Problem description: Scan the material that follows. Copy every line containing the word "الطلب".

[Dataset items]
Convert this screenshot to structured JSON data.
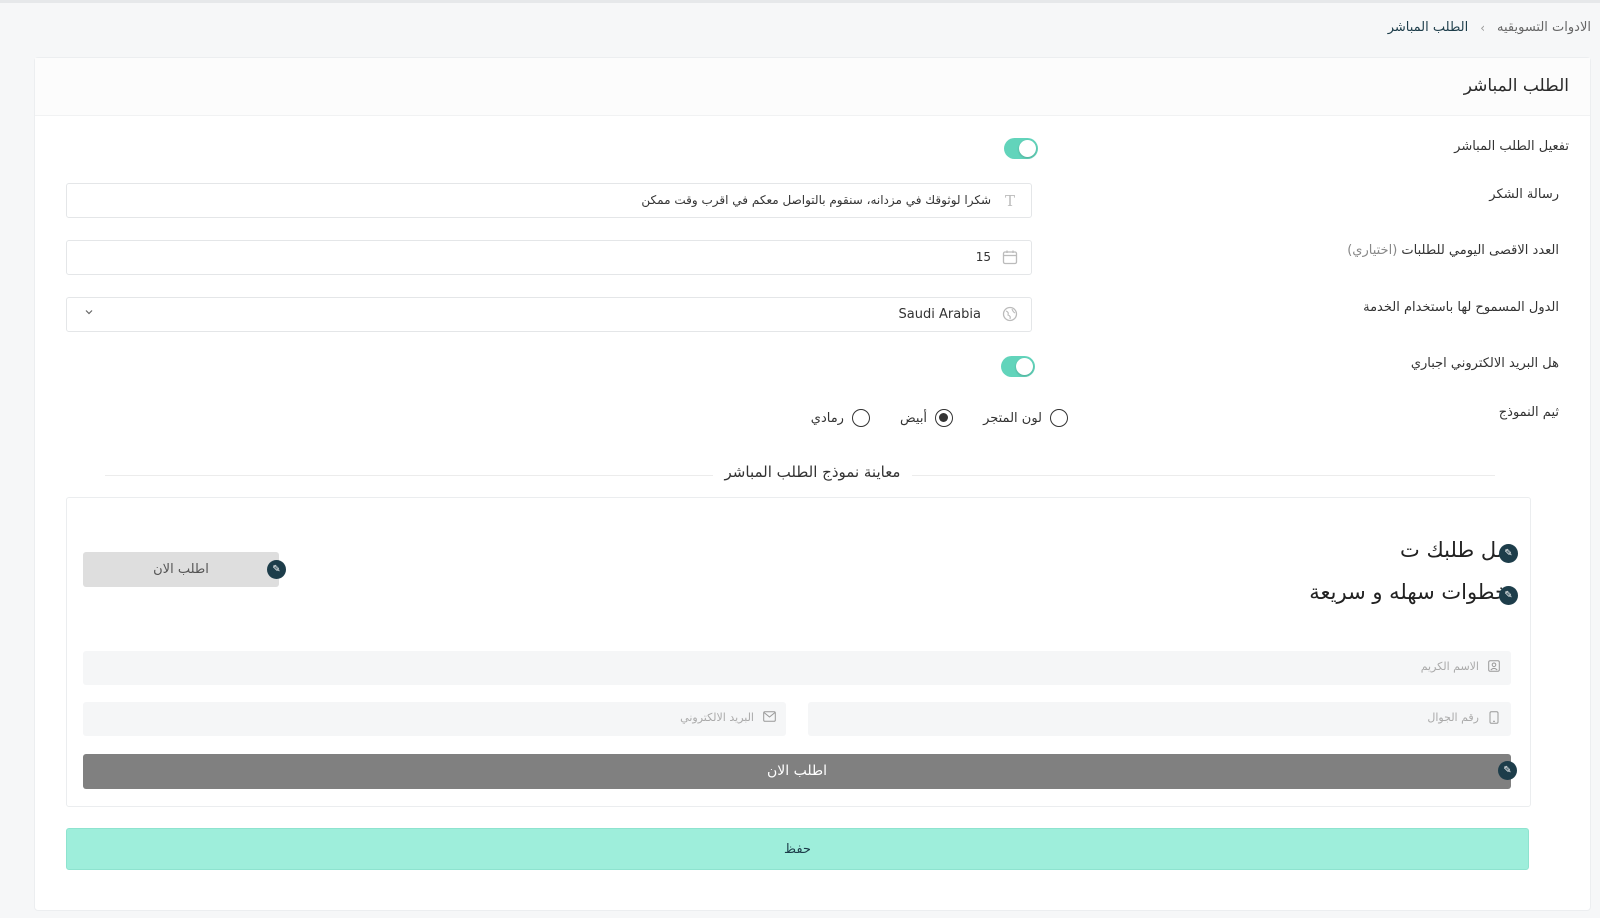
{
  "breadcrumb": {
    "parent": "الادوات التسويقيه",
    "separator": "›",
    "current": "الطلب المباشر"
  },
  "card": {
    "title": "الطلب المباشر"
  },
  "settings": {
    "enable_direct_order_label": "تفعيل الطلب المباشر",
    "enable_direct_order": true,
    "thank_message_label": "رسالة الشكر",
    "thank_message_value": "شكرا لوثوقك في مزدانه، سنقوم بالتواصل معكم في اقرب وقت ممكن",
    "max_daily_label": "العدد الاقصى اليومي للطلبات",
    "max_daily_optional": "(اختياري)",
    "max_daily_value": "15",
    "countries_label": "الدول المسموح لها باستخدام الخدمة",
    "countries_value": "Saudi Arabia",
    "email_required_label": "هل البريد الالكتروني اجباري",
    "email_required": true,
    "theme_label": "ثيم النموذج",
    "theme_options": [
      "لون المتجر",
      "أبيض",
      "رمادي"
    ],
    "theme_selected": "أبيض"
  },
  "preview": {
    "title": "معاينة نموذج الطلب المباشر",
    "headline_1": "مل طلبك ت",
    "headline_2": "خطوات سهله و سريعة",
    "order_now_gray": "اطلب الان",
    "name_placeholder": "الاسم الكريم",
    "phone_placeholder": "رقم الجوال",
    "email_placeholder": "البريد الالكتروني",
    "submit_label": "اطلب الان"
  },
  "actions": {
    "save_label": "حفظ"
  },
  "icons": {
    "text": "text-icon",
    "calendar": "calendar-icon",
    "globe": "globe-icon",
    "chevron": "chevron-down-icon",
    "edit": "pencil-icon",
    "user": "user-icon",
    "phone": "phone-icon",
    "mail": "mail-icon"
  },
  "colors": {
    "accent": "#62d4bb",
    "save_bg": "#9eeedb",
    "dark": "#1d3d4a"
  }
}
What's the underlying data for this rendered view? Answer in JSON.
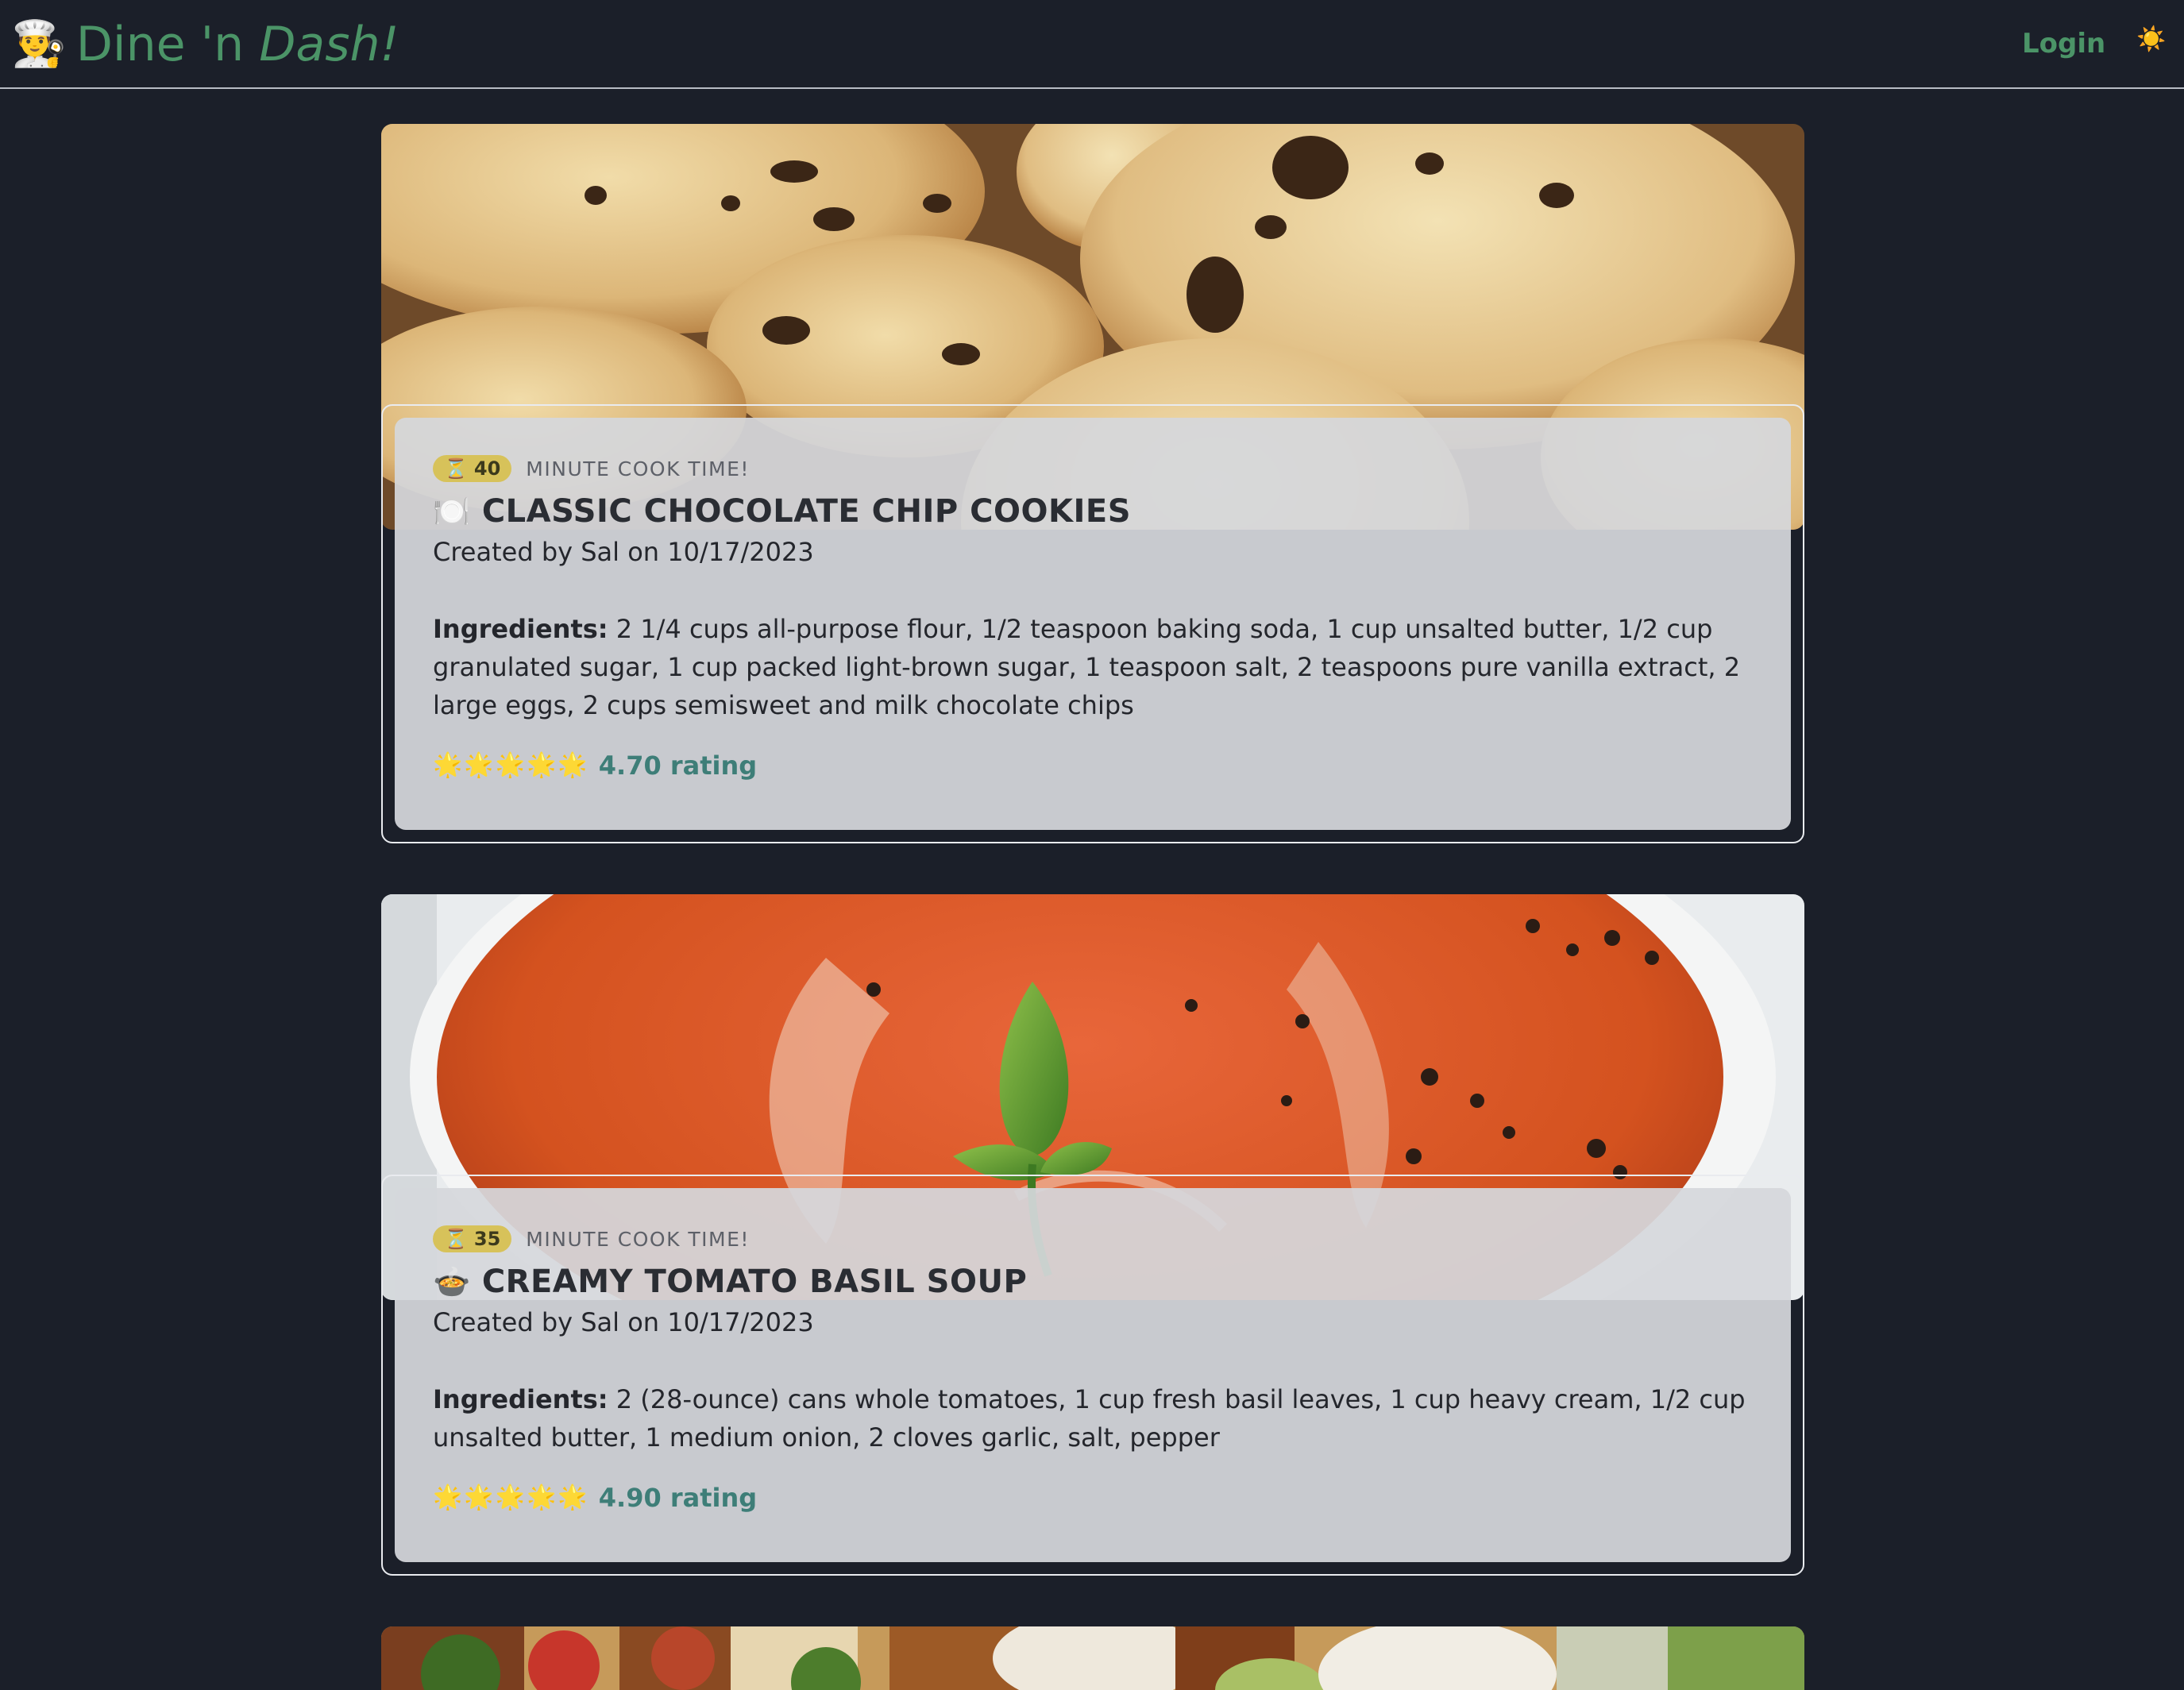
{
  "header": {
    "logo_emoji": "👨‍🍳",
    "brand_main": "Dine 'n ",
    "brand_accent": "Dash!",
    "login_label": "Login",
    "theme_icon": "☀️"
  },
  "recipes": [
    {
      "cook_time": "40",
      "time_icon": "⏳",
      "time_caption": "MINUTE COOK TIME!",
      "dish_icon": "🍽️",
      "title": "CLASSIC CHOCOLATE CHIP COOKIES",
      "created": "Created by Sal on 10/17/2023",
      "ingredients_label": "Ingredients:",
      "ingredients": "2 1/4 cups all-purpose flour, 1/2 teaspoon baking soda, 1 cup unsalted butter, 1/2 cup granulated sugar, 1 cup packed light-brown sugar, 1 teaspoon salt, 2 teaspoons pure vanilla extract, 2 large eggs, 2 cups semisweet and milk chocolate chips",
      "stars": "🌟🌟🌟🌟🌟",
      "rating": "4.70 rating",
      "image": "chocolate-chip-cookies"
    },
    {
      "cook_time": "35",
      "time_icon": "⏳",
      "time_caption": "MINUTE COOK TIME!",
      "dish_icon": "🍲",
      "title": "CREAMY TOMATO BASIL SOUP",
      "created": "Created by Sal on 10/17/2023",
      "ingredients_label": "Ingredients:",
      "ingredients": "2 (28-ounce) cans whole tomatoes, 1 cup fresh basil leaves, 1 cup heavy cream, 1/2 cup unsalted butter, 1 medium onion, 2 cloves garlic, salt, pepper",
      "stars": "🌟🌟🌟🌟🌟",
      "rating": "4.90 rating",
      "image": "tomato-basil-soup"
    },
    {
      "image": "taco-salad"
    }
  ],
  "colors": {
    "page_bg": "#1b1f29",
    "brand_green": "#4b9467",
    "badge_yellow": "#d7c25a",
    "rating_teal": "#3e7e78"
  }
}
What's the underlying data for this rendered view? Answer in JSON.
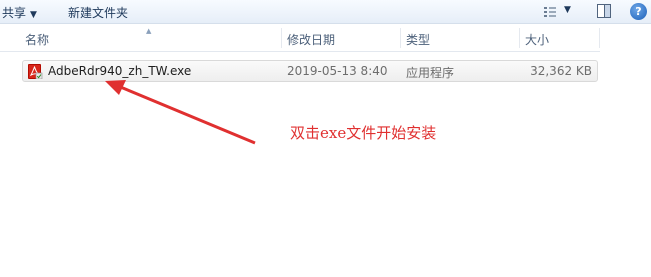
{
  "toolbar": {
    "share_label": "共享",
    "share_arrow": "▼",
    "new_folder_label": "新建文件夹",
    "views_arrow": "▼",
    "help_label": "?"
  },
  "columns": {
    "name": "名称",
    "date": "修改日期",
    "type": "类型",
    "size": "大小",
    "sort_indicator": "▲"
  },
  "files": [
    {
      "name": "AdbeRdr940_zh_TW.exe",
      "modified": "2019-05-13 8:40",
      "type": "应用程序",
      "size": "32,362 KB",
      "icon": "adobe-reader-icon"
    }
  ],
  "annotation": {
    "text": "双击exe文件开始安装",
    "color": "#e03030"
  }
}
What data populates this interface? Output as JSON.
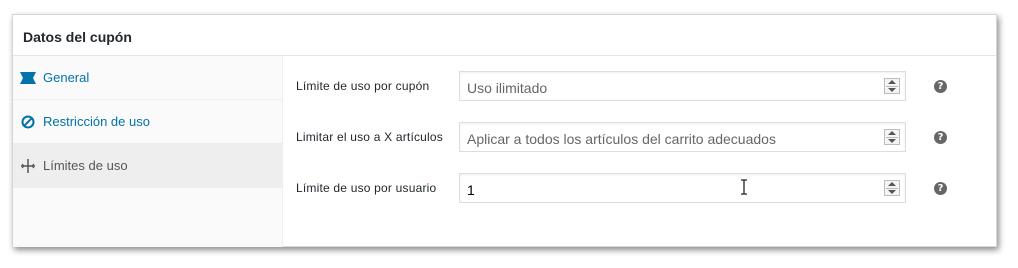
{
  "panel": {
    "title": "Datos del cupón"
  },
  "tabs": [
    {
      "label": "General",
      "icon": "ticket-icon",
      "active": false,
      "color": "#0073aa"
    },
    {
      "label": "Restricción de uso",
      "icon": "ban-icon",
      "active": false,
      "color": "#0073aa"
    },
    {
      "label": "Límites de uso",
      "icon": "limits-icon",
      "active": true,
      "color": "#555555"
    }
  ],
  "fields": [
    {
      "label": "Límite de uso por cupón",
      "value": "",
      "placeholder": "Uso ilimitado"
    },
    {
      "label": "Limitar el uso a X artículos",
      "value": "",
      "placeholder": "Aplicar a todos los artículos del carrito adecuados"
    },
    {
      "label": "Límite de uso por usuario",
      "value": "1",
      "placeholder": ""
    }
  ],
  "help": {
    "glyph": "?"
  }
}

Final result:
    "current": "الطلب المباشر"
    "title": "الطلب المباشر"
    "enable_direct_order_label": "تفعيل الطلب المباشر",
    "title": "معاينة نموذج الطلب المباشر",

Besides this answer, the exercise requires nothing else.